Source data:

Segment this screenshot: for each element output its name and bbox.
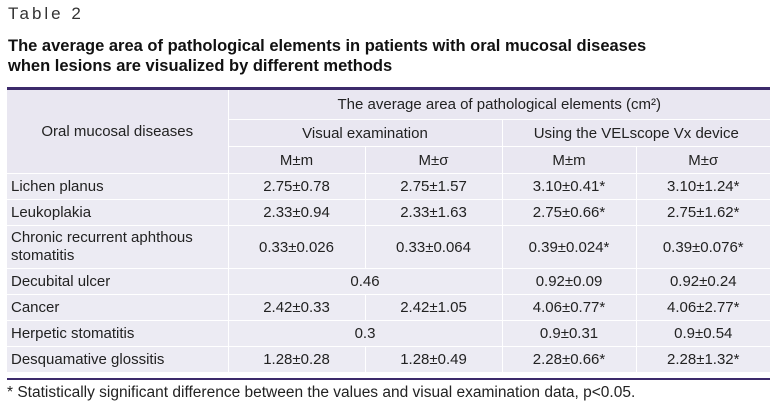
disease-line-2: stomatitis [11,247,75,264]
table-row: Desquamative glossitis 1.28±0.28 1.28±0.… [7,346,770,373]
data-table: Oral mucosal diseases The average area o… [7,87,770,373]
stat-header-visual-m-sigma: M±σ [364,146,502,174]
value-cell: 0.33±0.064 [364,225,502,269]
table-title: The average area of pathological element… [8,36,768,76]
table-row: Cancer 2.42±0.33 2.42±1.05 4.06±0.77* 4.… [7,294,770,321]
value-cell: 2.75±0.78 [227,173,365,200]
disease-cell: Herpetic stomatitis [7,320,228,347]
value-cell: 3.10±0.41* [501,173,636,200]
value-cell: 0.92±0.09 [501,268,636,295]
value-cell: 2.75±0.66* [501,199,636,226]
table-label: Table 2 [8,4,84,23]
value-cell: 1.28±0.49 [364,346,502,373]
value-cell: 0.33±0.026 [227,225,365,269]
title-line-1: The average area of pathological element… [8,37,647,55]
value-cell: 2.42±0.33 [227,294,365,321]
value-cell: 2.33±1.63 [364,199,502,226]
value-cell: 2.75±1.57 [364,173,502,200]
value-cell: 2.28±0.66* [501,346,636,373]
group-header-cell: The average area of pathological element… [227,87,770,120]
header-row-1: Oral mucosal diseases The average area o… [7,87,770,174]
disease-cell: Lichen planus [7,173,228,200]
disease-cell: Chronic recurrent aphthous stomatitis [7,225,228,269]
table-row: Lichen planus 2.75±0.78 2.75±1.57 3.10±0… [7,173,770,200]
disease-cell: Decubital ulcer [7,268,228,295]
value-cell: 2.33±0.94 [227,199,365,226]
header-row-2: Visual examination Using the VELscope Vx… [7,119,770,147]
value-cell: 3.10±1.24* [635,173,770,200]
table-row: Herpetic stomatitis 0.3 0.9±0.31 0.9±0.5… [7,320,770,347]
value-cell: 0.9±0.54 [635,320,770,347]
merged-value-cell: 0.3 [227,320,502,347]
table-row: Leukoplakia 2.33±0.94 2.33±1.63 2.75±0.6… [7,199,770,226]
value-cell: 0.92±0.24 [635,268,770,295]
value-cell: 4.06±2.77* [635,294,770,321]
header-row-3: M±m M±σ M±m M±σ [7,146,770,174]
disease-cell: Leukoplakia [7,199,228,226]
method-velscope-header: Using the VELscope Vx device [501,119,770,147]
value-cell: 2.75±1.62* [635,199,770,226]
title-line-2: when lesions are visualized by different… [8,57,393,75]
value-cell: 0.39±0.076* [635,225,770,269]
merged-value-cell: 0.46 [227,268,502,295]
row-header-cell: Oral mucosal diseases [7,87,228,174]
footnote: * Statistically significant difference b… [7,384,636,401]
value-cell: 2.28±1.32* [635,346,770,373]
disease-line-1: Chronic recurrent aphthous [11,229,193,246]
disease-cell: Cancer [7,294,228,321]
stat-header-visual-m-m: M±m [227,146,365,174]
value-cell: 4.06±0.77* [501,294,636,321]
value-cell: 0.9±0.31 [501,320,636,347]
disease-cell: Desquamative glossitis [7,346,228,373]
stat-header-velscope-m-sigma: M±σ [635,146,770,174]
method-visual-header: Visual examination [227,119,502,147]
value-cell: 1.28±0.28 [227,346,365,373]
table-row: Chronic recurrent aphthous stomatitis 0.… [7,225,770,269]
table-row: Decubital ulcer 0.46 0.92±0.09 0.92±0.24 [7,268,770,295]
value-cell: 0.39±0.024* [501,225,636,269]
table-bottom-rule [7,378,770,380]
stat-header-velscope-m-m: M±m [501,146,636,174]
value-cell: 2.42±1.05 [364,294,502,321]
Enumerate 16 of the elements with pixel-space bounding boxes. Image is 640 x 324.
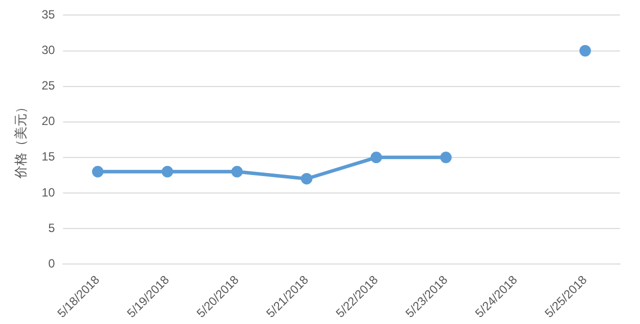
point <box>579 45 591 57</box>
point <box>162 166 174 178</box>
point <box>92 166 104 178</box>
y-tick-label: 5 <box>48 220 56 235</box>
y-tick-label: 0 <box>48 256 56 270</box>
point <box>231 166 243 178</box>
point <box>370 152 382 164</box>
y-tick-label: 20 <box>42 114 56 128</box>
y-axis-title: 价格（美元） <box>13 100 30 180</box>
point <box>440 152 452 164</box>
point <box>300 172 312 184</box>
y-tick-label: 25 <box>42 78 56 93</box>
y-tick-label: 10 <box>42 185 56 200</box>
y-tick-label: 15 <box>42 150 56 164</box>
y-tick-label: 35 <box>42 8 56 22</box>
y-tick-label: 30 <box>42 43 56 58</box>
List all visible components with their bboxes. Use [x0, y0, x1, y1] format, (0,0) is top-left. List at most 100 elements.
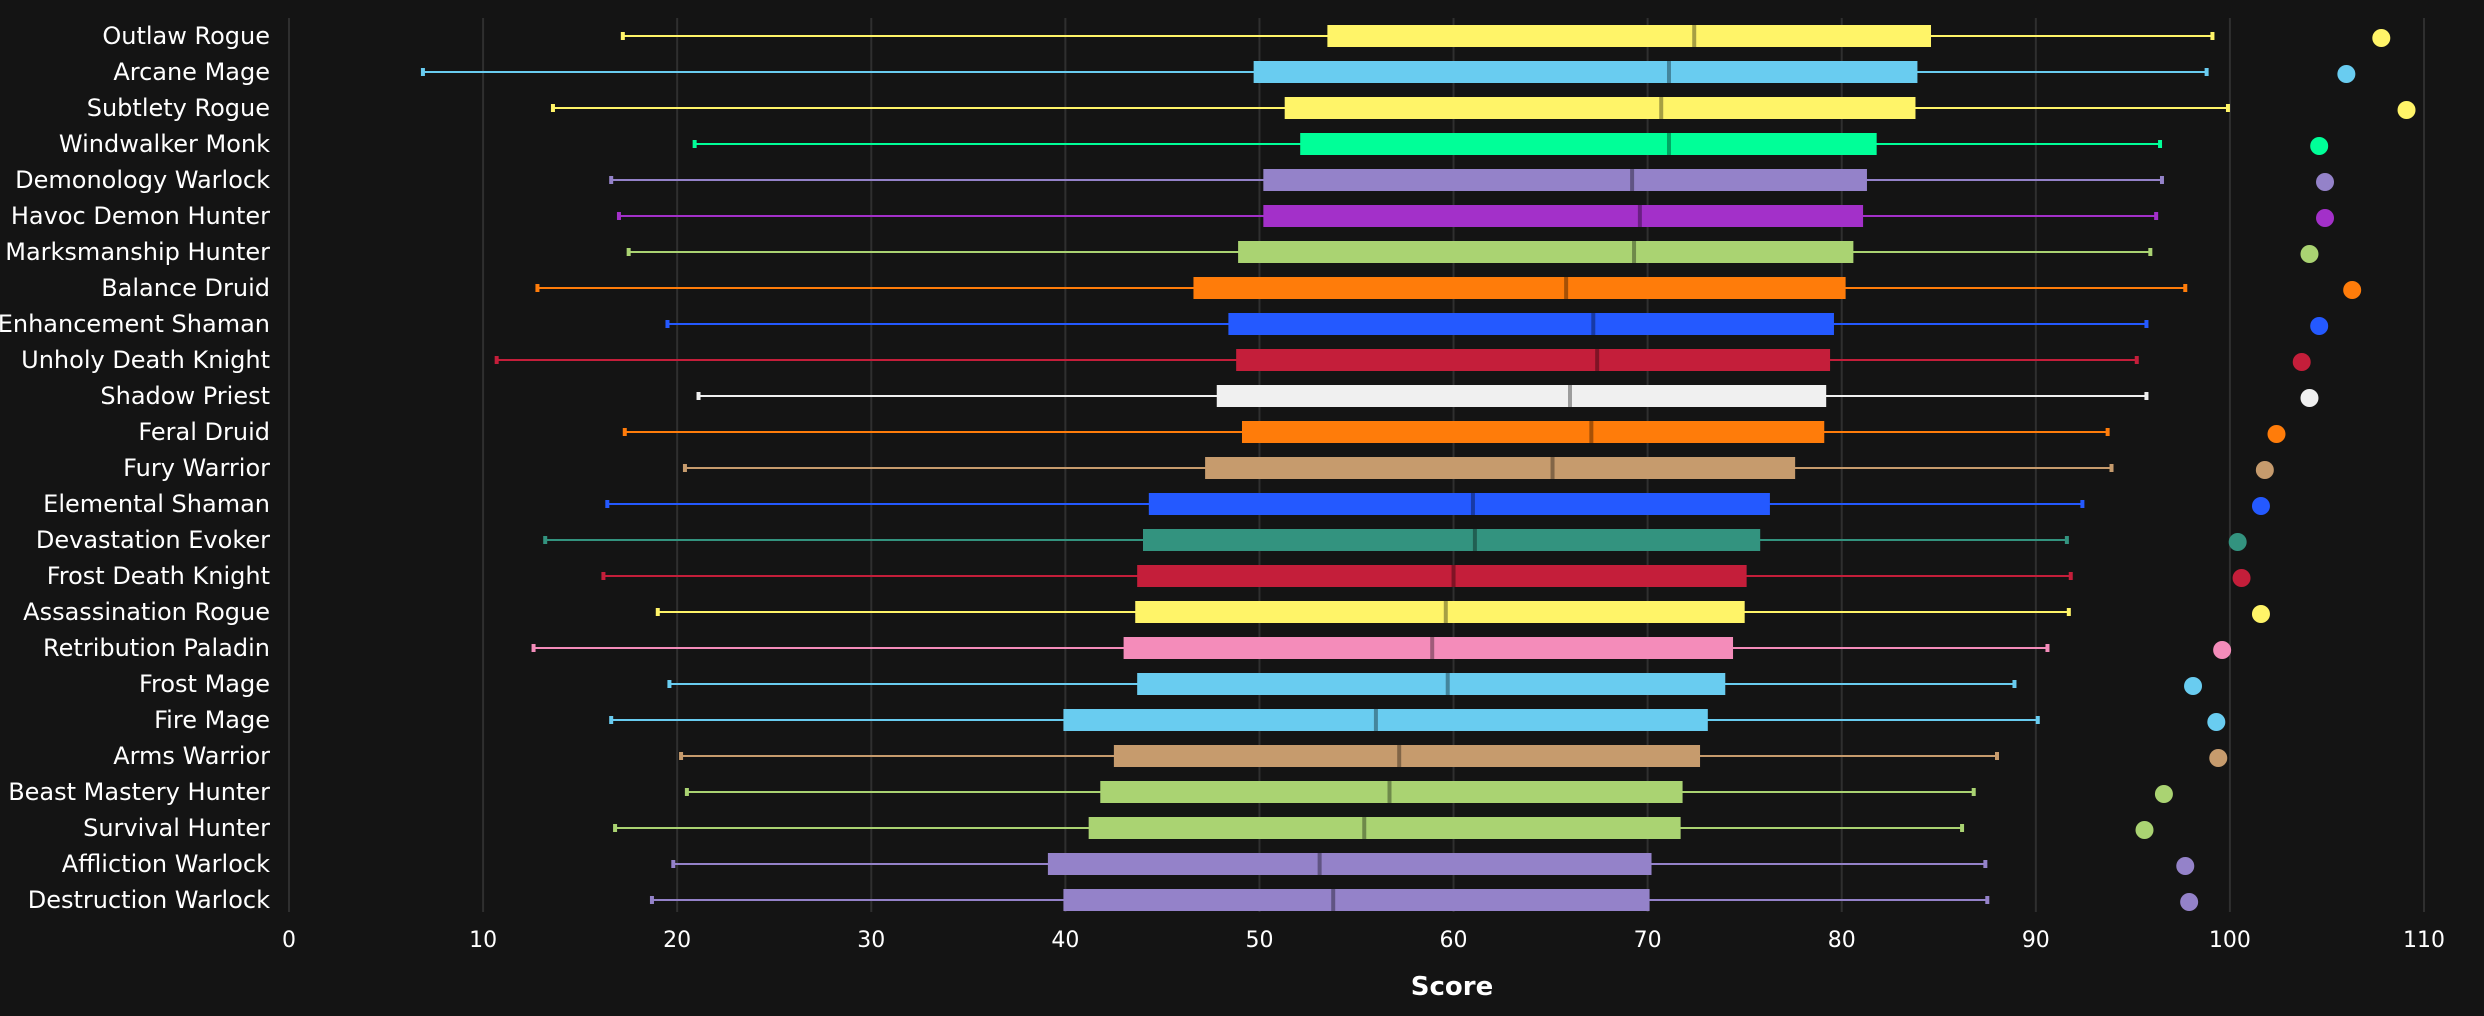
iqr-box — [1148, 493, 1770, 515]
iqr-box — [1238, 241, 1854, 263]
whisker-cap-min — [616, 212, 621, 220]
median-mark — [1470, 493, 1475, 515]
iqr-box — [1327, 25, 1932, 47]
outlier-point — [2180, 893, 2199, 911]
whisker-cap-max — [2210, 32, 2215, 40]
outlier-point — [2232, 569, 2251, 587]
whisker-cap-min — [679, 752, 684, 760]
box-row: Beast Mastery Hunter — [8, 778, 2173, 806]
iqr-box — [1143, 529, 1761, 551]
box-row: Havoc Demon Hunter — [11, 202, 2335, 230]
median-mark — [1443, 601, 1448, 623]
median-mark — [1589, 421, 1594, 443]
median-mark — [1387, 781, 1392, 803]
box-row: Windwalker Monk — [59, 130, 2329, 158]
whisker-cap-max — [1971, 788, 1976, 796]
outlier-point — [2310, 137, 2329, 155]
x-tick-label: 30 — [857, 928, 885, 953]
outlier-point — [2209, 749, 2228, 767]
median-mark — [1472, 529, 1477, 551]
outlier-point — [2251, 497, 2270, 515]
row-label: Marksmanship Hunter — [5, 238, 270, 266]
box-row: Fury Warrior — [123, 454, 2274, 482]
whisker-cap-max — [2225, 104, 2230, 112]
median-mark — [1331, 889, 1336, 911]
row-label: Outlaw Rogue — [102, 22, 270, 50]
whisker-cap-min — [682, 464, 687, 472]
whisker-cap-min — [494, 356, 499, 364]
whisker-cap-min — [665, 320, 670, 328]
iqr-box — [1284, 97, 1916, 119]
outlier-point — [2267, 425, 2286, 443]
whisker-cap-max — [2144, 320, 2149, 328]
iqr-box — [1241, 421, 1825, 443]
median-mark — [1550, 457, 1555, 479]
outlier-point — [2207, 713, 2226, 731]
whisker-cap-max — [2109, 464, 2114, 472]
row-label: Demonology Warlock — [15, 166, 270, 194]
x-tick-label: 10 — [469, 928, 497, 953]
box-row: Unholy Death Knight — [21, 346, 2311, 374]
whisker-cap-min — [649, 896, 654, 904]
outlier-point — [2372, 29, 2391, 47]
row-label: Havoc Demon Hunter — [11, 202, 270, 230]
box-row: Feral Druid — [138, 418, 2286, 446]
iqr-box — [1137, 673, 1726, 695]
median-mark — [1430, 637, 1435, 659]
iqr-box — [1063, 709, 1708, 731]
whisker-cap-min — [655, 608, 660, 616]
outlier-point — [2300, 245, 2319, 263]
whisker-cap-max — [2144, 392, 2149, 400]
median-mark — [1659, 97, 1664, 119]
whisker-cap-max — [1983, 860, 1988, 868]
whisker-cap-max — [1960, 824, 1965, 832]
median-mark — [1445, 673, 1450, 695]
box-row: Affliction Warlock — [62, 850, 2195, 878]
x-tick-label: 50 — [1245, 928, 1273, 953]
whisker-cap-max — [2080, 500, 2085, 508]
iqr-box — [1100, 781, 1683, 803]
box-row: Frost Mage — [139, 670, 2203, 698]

# Stated exercise
Copy every line of the listing above without any changes, but leave out the pictures.

# Final answer
Segment this screenshot: for each element output its name and bbox.
disease-line-2: stomatitis [11,247,75,264]
table-row: Desquamative glossitis 1.28±0.28 1.28±0.… [7,346,770,373]
data-table: Oral mucosal diseases The average area o… [7,87,770,373]
stat-header-visual-m-sigma: M±σ [364,146,502,174]
value-cell: 0.33±0.064 [364,225,502,269]
table-title: The average area of pathological element… [8,36,768,76]
table-row: Cancer 2.42±0.33 2.42±1.05 4.06±0.77* 4.… [7,294,770,321]
value-cell: 2.75±0.78 [227,173,365,200]
disease-cell: Herpetic stomatitis [7,320,228,347]
value-cell: 3.10±0.41* [501,173,636,200]
value-cell: 0.92±0.09 [501,268,636,295]
value-cell: 2.75±0.66* [501,199,636,226]
table-label: Table 2 [8,4,84,23]
value-cell: 1.28±0.49 [364,346,502,373]
value-cell: 0.33±0.026 [227,225,365,269]
title-line-1: The average area of pathological element… [8,37,647,55]
value-cell: 2.42±0.33 [227,294,365,321]
value-cell: 2.33±1.63 [364,199,502,226]
value-cell: 2.75±1.57 [364,173,502,200]
value-cell: 2.28±0.66* [501,346,636,373]
group-header-cell: The average area of pathological element… [227,87,770,120]
header-row-1: Oral mucosal diseases The average area o… [7,87,770,174]
disease-cell: Lichen planus [7,173,228,200]
disease-cell: Chronic recurrent aphthous stomatitis [7,225,228,269]
table-row: Lichen planus 2.75±0.78 2.75±1.57 3.10±0… [7,173,770,200]
disease-cell: Decubital ulcer [7,268,228,295]
value-cell: 2.33±0.94 [227,199,365,226]
header-row-2: Visual examination Using the VELscope Vx… [7,119,770,147]
value-cell: 3.10±1.24* [635,173,770,200]
table-row: Herpetic stomatitis 0.3 0.9±0.31 0.9±0.5… [7,320,770,347]
value-cell: 0.9±0.54 [635,320,770,347]
merged-value-cell: 0.3 [227,320,502,347]
table-row: Leukoplakia 2.33±0.94 2.33±1.63 2.75±0.6… [7,199,770,226]
value-cell: 0.92±0.24 [635,268,770,295]
value-cell: 4.06±2.77* [635,294,770,321]
header-row-3: M±m M±σ M±m M±σ [7,146,770,174]
disease-cell: Leukoplakia [7,199,228,226]
method-velscope-header: Using the VELscope Vx device [501,119,770,147]
value-cell: 2.75±1.62* [635,199,770,226]
title-line-2: when lesions are visualized by different… [8,57,393,75]
value-cell: 0.39±0.076* [635,225,770,269]
merged-value-cell: 0.46 [227,268,502,295]
row-header-cell: Oral mucosal diseases [7,87,228,174]
footnote: * Statistically significant difference b… [7,384,636,401]
value-cell: 2.28±1.32* [635,346,770,373]
disease-line-1: Chronic recurrent aphthous [11,229,193,246]
disease-cell: Cancer [7,294,228,321]
stat-header-visual-m-m: M±m [227,146,365,174]
value-cell: 4.06±0.77* [501,294,636,321]
value-cell: 0.9±0.31 [501,320,636,347]
disease-cell: Desquamative glossitis [7,346,228,373]
stat-header-velscope-m-sigma: M±σ [635,146,770,174]
method-visual-header: Visual examination [227,119,502,147]
value-cell: 1.28±0.28 [227,346,365,373]
table-row: Chronic recurrent aphthous stomatitis 0.… [7,225,770,269]
table-row: Decubital ulcer 0.46 0.92±0.09 0.92±0.24 [7,268,770,295]
value-cell: 0.39±0.024* [501,225,636,269]
table-bottom-rule [7,378,770,380]
stat-header-velscope-m-m: M±m [501,146,636,174]
value-cell: 2.42±1.05 [364,294,502,321]
Enumerate 16 of the elements with pixel-space bounding boxes. Image is 640 x 324.
point <box>579 45 591 57</box>
point <box>162 166 174 178</box>
point <box>92 166 104 178</box>
y-tick-label: 5 <box>48 220 56 235</box>
y-tick-label: 0 <box>48 256 56 270</box>
point <box>231 166 243 178</box>
point <box>370 152 382 164</box>
y-tick-label: 20 <box>42 114 56 128</box>
y-axis-title: 价格（美元） <box>13 100 30 180</box>
point <box>440 152 452 164</box>
point <box>300 172 312 184</box>
y-tick-label: 25 <box>42 78 56 93</box>
y-tick-label: 10 <box>42 185 56 200</box>
y-tick-label: 15 <box>42 150 56 164</box>
y-tick-label: 35 <box>42 8 56 22</box>
y-tick-label: 30 <box>42 43 56 58</box>
List all visible components with their bboxes. Use [x0, y0, x1, y1] format, (0,0) is top-left. List at most 100 elements.
iqr-box — [1148, 493, 1770, 515]
iqr-box — [1238, 241, 1854, 263]
whisker-cap-min — [616, 212, 621, 220]
median-mark — [1470, 493, 1475, 515]
iqr-box — [1327, 25, 1932, 47]
outlier-point — [2180, 893, 2199, 911]
whisker-cap-max — [2210, 32, 2215, 40]
outlier-point — [2232, 569, 2251, 587]
whisker-cap-min — [679, 752, 684, 760]
box-row: Beast Mastery Hunter — [8, 778, 2173, 806]
iqr-box — [1143, 529, 1761, 551]
box-row: Havoc Demon Hunter — [11, 202, 2335, 230]
median-mark — [1443, 601, 1448, 623]
median-mark — [1589, 421, 1594, 443]
median-mark — [1387, 781, 1392, 803]
box-row: Windwalker Monk — [59, 130, 2329, 158]
whisker-cap-max — [1971, 788, 1976, 796]
outlier-point — [2310, 137, 2329, 155]
x-tick-label: 30 — [857, 928, 885, 953]
outlier-point — [2209, 749, 2228, 767]
median-mark — [1472, 529, 1477, 551]
outlier-point — [2251, 497, 2270, 515]
row-label: Marksmanship Hunter — [5, 238, 270, 266]
box-row: Fury Warrior — [123, 454, 2274, 482]
whisker-cap-max — [2225, 104, 2230, 112]
median-mark — [1331, 889, 1336, 911]
row-label: Outlaw Rogue — [102, 22, 270, 50]
whisker-cap-min — [682, 464, 687, 472]
whisker-cap-min — [494, 356, 499, 364]
whisker-cap-min — [665, 320, 670, 328]
iqr-box — [1284, 97, 1916, 119]
outlier-point — [2267, 425, 2286, 443]
whisker-cap-max — [2144, 320, 2149, 328]
iqr-box — [1241, 421, 1825, 443]
median-mark — [1550, 457, 1555, 479]
outlier-point — [2207, 713, 2226, 731]
whisker-cap-max — [2109, 464, 2114, 472]
row-label: Demonology Warlock — [15, 166, 270, 194]
x-tick-label: 10 — [469, 928, 497, 953]
box-row: Unholy Death Knight — [21, 346, 2311, 374]
whisker-cap-min — [649, 896, 654, 904]
outlier-point — [2372, 29, 2391, 47]
row-label: Havoc Demon Hunter — [11, 202, 270, 230]
box-row: Feral Druid — [138, 418, 2286, 446]
iqr-box — [1137, 673, 1726, 695]
median-mark — [1430, 637, 1435, 659]
iqr-box — [1063, 709, 1708, 731]
whisker-cap-min — [655, 608, 660, 616]
outlier-point — [2300, 245, 2319, 263]
whisker-cap-max — [2144, 392, 2149, 400]
median-mark — [1659, 97, 1664, 119]
whisker-cap-max — [1983, 860, 1988, 868]
whisker-cap-max — [1960, 824, 1965, 832]
median-mark — [1445, 673, 1450, 695]
box-row: Affliction Warlock — [62, 850, 2195, 878]
x-tick-label: 50 — [1245, 928, 1273, 953]
whisker-cap-max — [2080, 500, 2085, 508]
iqr-box — [1100, 781, 1683, 803]
box-row: Frost Mage — [139, 670, 2203, 698]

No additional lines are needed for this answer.